▸ **Requirements**
Find how many lines of the listing below include the word "text", then report the number by itself.

⁂

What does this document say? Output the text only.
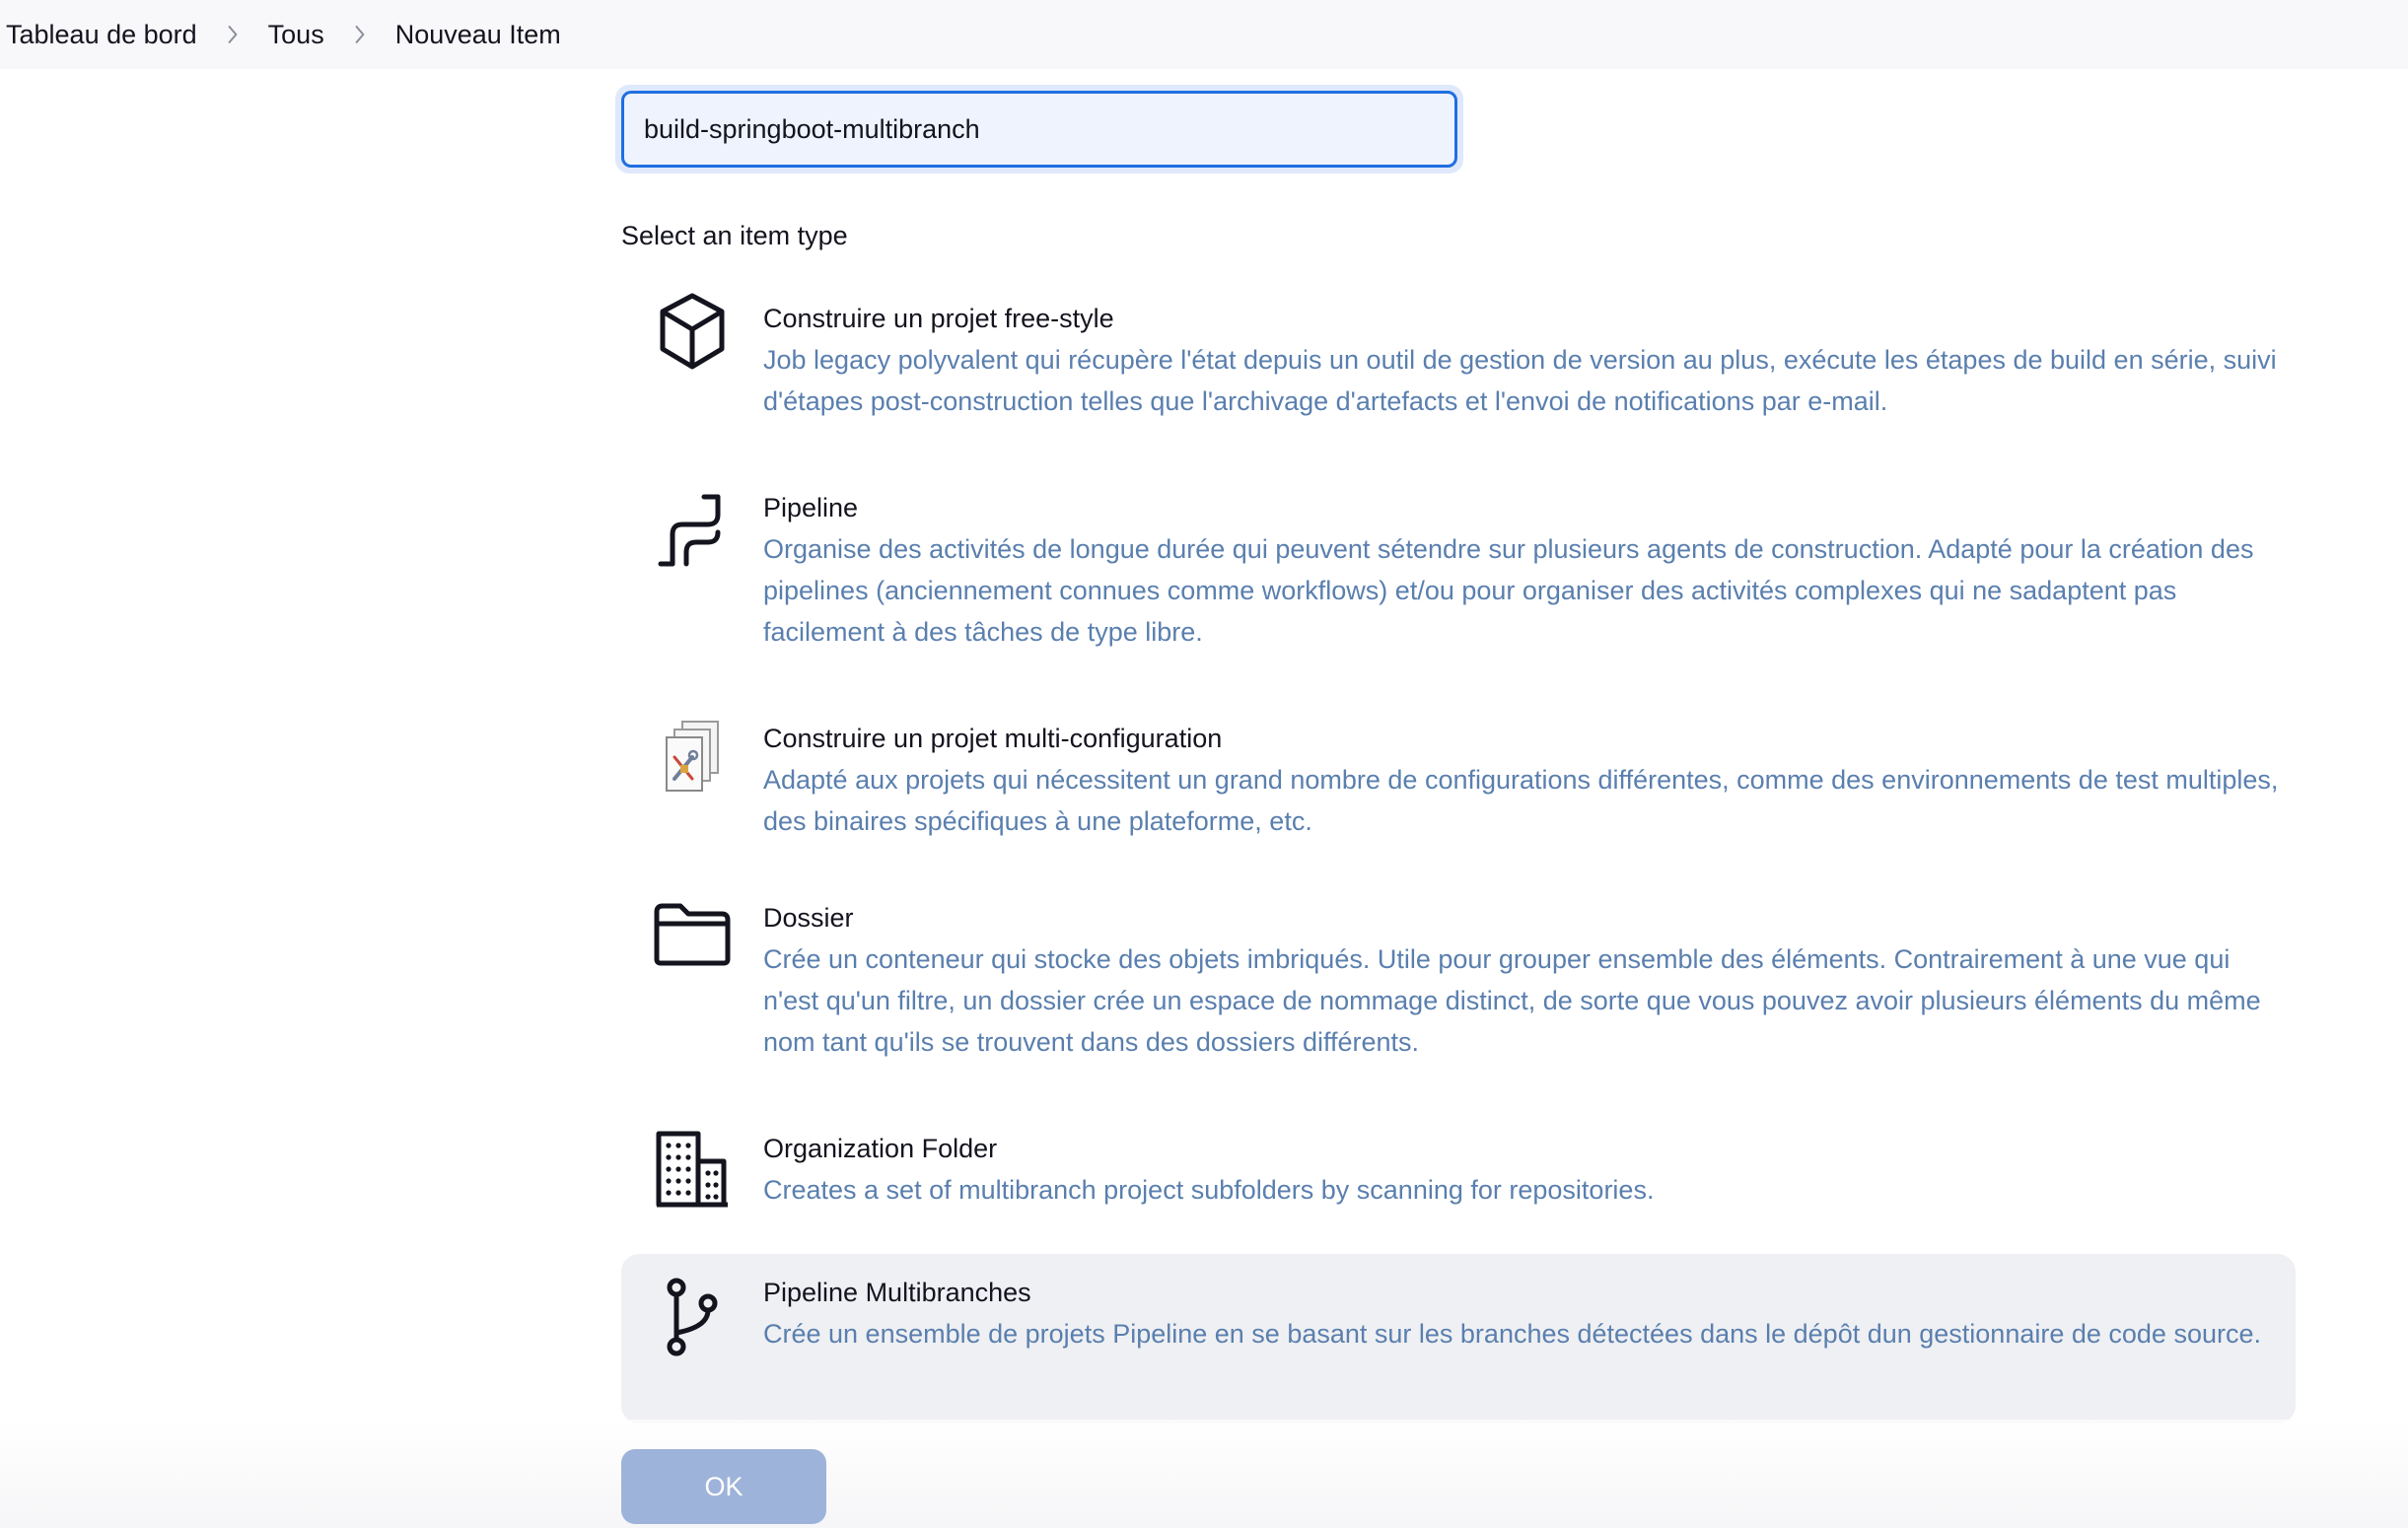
Tableau de bord	Tous	Nouveau Item
build-springboot-multibranch
Select an item type
Construire un projet free-style
Job legacy polyvalent qui récupère l'état depuis un outil de gestion de version au plus, exécute les étapes de build en série, suivi d'étapes post-construction telles que l'archivage d'artefacts et l'envoi de notifications par e-mail.
Pipeline
Organise des activités de longue durée qui peuvent sétendre sur plusieurs agents de construction. Adapté pour la création des pipelines (anciennement connues comme workflows) et/ou pour organiser des activités complexes qui ne sadaptent pas facilement à des tâches de type libre.
Construire un projet multi-configuration
Adapté aux projets qui nécessitent un grand nombre de configurations différentes, comme des environnements de test multiples, des binaires spécifiques à une plateforme, etc.
Dossier
Crée un conteneur qui stocke des objets imbriqués. Utile pour grouper ensemble des éléments. Contrairement à une vue qui n'est qu'un filtre, un dossier crée un espace de nommage distinct, de sorte que vous pouvez avoir plusieurs éléments du même nom tant qu'ils se trouvent dans des dossiers différents.
Organization Folder
Creates a set of multibranch project subfolders by scanning for repositories.
Pipeline Multibranches
Crée un ensemble de projets Pipeline en se basant sur les branches détectées dans le dépôt dun gestionnaire de code source.
OK
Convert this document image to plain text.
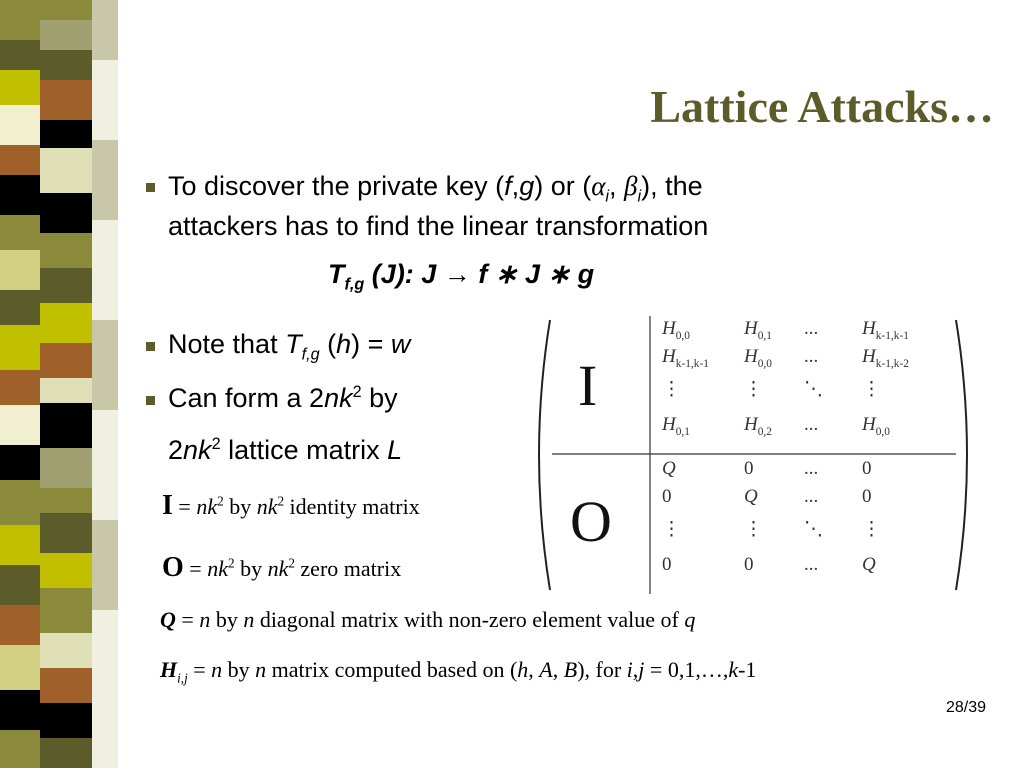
Lattice Attacks…
To discover the private key (f,g) or ($\alpha_i$, $\beta_i$), the
attackers has to find the linear transformation
$T_{f,g}$ (J): J → f ∗ J ∗ g
Note that $T_{f,g}$ (h) = w
Can form a $2nk^2$ by
$2nk^2$ lattice matrix L
$I = nk^2$ by $nk^2$ identity matrix
$O = nk^2$ by $nk^2$ zero matrix
Q = n by n diagonal matrix with non-zero element value of q
$H_{i,j} = n$ by n matrix computed based on (h, A, B), for i,j = 0,1,…,k-1
I
O
$H_{0,0}$	$H_{0,1}$ ... $H_{k-1,k-1}$
$H_{k-1,k-1}$ $H_{0,0}$ ... $H_{k-1,k-2}$
⋮	⋮ ⋱ ⋮
$H_{0,1}$	$H_{0,2}$ ... $H_{0,0}$
Q	0	... 0
0	Q ... 0
⋮	⋮ ⋱ ⋮
0	0	... Q
28/39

⁂

▸ **Result of this task**
2